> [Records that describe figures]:
========================

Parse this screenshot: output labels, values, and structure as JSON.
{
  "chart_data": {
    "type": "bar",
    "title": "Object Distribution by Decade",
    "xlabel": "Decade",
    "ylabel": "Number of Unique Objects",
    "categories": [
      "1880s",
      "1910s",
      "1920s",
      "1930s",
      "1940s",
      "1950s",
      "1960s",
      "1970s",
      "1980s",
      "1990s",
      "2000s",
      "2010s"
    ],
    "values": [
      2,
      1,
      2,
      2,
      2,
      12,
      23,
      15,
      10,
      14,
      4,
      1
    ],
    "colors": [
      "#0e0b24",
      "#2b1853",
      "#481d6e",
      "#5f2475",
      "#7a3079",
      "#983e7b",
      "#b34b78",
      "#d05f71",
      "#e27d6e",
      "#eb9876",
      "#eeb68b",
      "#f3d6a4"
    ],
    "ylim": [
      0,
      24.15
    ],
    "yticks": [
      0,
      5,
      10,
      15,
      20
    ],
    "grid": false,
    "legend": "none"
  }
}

========================

> [REQUIREMENTS]:
Each line of the material should be echoed exactly.

> [EXERCISE RESULT]:
Parse this screenshot: output labels, values, and structure as JSON.
{
  "chart_data": {
    "type": "bar",
    "title": "Object Distribution by Decade",
    "xlabel": "Decade",
    "ylabel": "Number of Unique Objects",
    "categories": [
      "1880s",
      "1910s",
      "1920s",
      "1930s",
      "1940s",
      "1950s",
      "1960s",
      "1970s",
      "1980s",
      "1990s",
      "2000s",
      "2010s"
    ],
    "values": [
      2,
      1,
      2,
      2,
      2,
      12,
      23,
      15,
      10,
      14,
      4,
      1
    ],
    "colors": [
      "#0e0b24",
      "#2b1853",
      "#481d6e",
      "#5f2475",
      "#7a3079",
      "#983e7b",
      "#b34b78",
      "#d05f71",
      "#e27d6e",
      "#eb9876",
      "#eeb68b",
      "#f3d6a4"
    ],
    "ylim": [
      0,
      24.15
    ],
    "yticks": [
      0,
      5,
      10,
      15,
      20
    ],
    "grid": false,
    "legend": "none"
  }
}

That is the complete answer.